Reproduce the following entries word for word, without changing anything.
··· Materials provided
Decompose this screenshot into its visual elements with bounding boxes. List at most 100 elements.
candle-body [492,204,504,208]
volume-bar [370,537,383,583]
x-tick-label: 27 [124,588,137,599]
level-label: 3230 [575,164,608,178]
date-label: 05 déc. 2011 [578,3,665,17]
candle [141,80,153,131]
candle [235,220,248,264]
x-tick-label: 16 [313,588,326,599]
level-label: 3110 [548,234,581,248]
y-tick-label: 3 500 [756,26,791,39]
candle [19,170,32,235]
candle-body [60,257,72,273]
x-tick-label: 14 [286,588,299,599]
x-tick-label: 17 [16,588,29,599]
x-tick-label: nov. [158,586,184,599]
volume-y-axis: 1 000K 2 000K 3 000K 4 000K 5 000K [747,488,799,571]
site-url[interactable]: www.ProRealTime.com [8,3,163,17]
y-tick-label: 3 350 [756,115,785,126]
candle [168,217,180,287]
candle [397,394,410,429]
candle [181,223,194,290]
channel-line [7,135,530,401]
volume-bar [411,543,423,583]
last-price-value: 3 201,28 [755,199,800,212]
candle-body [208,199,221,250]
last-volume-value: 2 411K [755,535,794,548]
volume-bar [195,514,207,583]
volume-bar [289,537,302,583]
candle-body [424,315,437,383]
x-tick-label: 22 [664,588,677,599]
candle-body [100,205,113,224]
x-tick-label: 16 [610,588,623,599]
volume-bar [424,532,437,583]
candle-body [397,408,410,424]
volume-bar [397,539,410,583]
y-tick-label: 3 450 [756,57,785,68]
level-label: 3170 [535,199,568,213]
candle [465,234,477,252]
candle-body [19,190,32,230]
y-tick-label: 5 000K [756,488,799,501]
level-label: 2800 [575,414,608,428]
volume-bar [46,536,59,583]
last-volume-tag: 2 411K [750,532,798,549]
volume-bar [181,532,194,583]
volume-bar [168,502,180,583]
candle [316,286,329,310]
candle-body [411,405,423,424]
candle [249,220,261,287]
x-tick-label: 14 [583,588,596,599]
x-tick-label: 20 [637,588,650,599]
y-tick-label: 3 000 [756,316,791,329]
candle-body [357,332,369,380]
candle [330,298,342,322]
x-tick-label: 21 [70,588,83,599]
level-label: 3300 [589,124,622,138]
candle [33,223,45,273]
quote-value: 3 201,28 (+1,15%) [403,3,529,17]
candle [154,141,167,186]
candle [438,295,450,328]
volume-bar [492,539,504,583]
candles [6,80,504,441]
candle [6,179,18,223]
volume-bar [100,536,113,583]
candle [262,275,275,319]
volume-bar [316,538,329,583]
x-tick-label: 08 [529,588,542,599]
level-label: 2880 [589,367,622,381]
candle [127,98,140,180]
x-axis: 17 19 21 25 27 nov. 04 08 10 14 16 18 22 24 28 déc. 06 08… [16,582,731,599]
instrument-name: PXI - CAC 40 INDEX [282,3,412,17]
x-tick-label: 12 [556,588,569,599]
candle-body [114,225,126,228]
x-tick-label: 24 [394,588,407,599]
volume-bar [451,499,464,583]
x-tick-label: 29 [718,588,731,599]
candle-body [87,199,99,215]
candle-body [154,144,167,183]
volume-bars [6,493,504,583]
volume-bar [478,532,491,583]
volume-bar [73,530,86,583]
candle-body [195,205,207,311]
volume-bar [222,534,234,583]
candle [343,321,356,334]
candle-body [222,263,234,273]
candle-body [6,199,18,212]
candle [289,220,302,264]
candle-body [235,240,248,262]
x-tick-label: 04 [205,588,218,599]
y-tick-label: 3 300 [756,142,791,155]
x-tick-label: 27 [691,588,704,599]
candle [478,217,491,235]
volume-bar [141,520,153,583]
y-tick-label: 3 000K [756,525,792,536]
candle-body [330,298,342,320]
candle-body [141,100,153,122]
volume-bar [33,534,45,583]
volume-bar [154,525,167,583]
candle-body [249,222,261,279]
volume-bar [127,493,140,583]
······
* Answer to this task
Decompose this screenshot into its visual elements with bounding boxes. List at most 100 elements.
candle-body [492,204,504,208]
volume-bar [370,537,383,583]
x-tick-label: 27 [124,588,137,599]
level-label: 3230 [575,164,608,178]
date-label: 05 déc. 2011 [578,3,665,17]
candle [141,80,153,131]
candle [235,220,248,264]
x-tick-label: 16 [313,588,326,599]
level-label: 3110 [548,234,581,248]
y-tick-label: 3 500 [756,26,791,39]
candle [19,170,32,235]
candle-body [60,257,72,273]
x-tick-label: 14 [286,588,299,599]
x-tick-label: 17 [16,588,29,599]
x-tick-label: nov. [158,586,184,599]
volume-y-axis: 1 000K 2 000K 3 000K 4 000K 5 000K [747,488,799,571]
site-url[interactable]: www.ProRealTime.com [8,3,163,17]
y-tick-label: 3 350 [756,115,785,126]
candle [168,217,180,287]
candle [397,394,410,429]
candle [181,223,194,290]
channel-line [7,135,530,401]
volume-bar [411,543,423,583]
last-price-value: 3 201,28 [755,199,800,212]
candle-body [208,199,221,250]
last-volume-value: 2 411K [755,535,794,548]
volume-bar [195,514,207,583]
volume-bar [289,537,302,583]
candle-body [424,315,437,383]
x-tick-label: 22 [664,588,677,599]
candle-body [100,205,113,224]
x-tick-label: 16 [610,588,623,599]
volume-bar [424,532,437,583]
candle-body [397,408,410,424]
volume-bar [397,539,410,583]
y-tick-label: 3 450 [756,57,785,68]
level-label: 3170 [535,199,568,213]
candle [465,234,477,252]
candle-body [19,190,32,230]
y-tick-label: 5 000K [756,488,799,501]
level-label: 2800 [575,414,608,428]
volume-bar [46,536,59,583]
last-volume-tag: 2 411K [750,532,798,549]
volume-bar [181,532,194,583]
volume-bar [168,502,180,583]
candle [316,286,329,310]
candle-body [411,405,423,424]
candle [249,220,261,287]
x-tick-label: 14 [583,588,596,599]
x-tick-label: 20 [637,588,650,599]
y-tick-label: 3 000 [756,316,791,329]
candle-body [357,332,369,380]
candle [330,298,342,322]
x-tick-label: 21 [70,588,83,599]
level-label: 3300 [589,124,622,138]
candle [33,223,45,273]
quote-value: 3 201,28 (+1,15%) [403,3,529,17]
candle [154,141,167,186]
candle [438,295,450,328]
volume-bar [492,539,504,583]
candles [6,80,504,441]
candle [6,179,18,223]
volume-bar [100,536,113,583]
candle [262,275,275,319]
volume-bar [316,538,329,583]
x-tick-label: 08 [529,588,542,599]
level-label: 2880 [589,367,622,381]
candle [127,98,140,180]
x-axis: 17 19 21 25 27 nov. 04 08 10 14 16 18 22 24 28 déc. 06 08… [16,582,731,599]
instrument-name: PXI - CAC 40 INDEX [282,3,412,17]
x-tick-label: 12 [556,588,569,599]
candle-body [114,225,126,228]
x-tick-label: 24 [394,588,407,599]
volume-bar [451,499,464,583]
x-tick-label: 29 [718,588,731,599]
candle-body [87,199,99,215]
candle-body [154,144,167,183]
volume-bars [6,493,504,583]
volume-bar [478,532,491,583]
volume-bar [73,530,86,583]
candle-body [195,205,207,311]
volume-bar [222,534,234,583]
candle [343,321,356,334]
candle-body [222,263,234,273]
candle-body [6,199,18,212]
candle [289,220,302,264]
candle-body [235,240,248,262]
x-tick-label: 04 [205,588,218,599]
y-tick-label: 3 300 [756,142,791,155]
x-tick-label: 27 [691,588,704,599]
candle [478,217,491,235]
volume-bar [141,520,153,583]
y-tick-label: 3 000K [756,525,792,536]
candle-body [330,298,342,320]
candle-body [141,100,153,122]
volume-bar [33,534,45,583]
volume-bar [154,525,167,583]
candle-body [249,222,261,279]
volume-bar [127,493,140,583]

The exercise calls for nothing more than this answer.